_PROBLEM REQUIREMENTS:_ Retype the whole listing below, character for character.

_PROVIDED RECORDS:_
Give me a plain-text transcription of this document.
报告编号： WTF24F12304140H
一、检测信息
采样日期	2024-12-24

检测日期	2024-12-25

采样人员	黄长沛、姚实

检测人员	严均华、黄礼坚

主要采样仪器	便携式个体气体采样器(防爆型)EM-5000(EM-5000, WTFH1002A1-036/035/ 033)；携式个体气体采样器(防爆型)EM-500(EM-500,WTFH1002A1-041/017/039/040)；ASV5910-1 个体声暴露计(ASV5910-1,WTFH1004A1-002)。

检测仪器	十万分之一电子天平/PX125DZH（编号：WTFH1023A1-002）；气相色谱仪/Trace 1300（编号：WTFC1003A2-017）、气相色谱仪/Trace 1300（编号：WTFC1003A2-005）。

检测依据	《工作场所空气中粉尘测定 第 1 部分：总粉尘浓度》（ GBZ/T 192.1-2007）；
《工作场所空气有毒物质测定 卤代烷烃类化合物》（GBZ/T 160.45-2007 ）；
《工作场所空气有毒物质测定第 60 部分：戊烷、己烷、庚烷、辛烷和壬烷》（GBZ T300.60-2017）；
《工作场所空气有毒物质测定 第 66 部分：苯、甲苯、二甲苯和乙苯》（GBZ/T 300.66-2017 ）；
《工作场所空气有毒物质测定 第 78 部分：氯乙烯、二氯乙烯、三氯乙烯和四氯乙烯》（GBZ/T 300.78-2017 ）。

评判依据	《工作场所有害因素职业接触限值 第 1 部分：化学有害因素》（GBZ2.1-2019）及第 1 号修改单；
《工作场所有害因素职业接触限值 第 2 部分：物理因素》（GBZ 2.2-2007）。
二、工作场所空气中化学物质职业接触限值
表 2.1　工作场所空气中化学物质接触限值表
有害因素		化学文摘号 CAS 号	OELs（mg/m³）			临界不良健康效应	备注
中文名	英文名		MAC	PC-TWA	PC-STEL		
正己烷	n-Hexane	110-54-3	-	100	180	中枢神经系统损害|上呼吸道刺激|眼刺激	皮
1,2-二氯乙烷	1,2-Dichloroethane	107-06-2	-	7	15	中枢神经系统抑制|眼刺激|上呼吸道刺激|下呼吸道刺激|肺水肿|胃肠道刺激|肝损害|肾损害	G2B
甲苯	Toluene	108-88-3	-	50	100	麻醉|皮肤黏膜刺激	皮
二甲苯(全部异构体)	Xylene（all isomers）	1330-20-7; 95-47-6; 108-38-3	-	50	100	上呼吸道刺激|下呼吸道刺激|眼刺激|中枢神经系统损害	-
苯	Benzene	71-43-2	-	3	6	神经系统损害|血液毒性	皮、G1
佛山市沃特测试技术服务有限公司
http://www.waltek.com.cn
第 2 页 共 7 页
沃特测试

_TASK SOLUTION:_
Give me a plain-text transcription of this document.
报告编号： WTF24F12304140H
一、检测信息
采样日期	2024-12-24

检测日期	2024-12-25

采样人员	黄长沛、姚实

检测人员	严均华、黄礼坚

主要采样仪器	便携式个体气体采样器(防爆型)EM-5000(EM-5000, WTFH1002A1-036/035/ 033)；携式个体气体采样器(防爆型)EM-500(EM-500,WTFH1002A1-041/017/039/040)；ASV5910-1 个体声暴露计(ASV5910-1,WTFH1004A1-002)。

检测仪器	十万分之一电子天平/PX125DZH（编号：WTFH1023A1-002）；气相色谱仪/Trace 1300（编号：WTFC1003A2-017）、气相色谱仪/Trace 1300（编号：WTFC1003A2-005）。

检测依据	《工作场所空气中粉尘测定 第 1 部分：总粉尘浓度》（ GBZ/T 192.1-2007）；
《工作场所空气有毒物质测定 卤代烷烃类化合物》（GBZ/T 160.45-2007 ）；
《工作场所空气有毒物质测定第 60 部分：戊烷、己烷、庚烷、辛烷和壬烷》（GBZ T300.60-2017）；
《工作场所空气有毒物质测定 第 66 部分：苯、甲苯、二甲苯和乙苯》（GBZ/T 300.66-2017 ）；
《工作场所空气有毒物质测定 第 78 部分：氯乙烯、二氯乙烯、三氯乙烯和四氯乙烯》（GBZ/T 300.78-2017 ）。

评判依据	《工作场所有害因素职业接触限值 第 1 部分：化学有害因素》（GBZ2.1-2019）及第 1 号修改单；
《工作场所有害因素职业接触限值 第 2 部分：物理因素》（GBZ 2.2-2007）。
二、工作场所空气中化学物质职业接触限值
表 2.1　工作场所空气中化学物质接触限值表
有害因素		化学文摘号 CAS 号	OELs（mg/m³）			临界不良健康效应	备注
中文名	英文名		MAC	PC-TWA	PC-STEL		
正己烷	n-Hexane	110-54-3	-	100	180	中枢神经系统损害|上呼吸道刺激|眼刺激	皮
1,2-二氯乙烷	1,2-Dichloroethane	107-06-2	-	7	15	中枢神经系统抑制|眼刺激|上呼吸道刺激|下呼吸道刺激|肺水肿|胃肠道刺激|肝损害|肾损害	G2B
甲苯	Toluene	108-88-3	-	50	100	麻醉|皮肤黏膜刺激	皮
二甲苯(全部异构体)	Xylene（all isomers）	1330-20-7; 95-47-6; 108-38-3	-	50	100	上呼吸道刺激|下呼吸道刺激|眼刺激|中枢神经系统损害	-
苯	Benzene	71-43-2	-	3	6	神经系统损害|血液毒性	皮、G1
佛山市沃特测试技术服务有限公司
http://www.waltek.com.cn
第 2 页 共 7 页
沃特测试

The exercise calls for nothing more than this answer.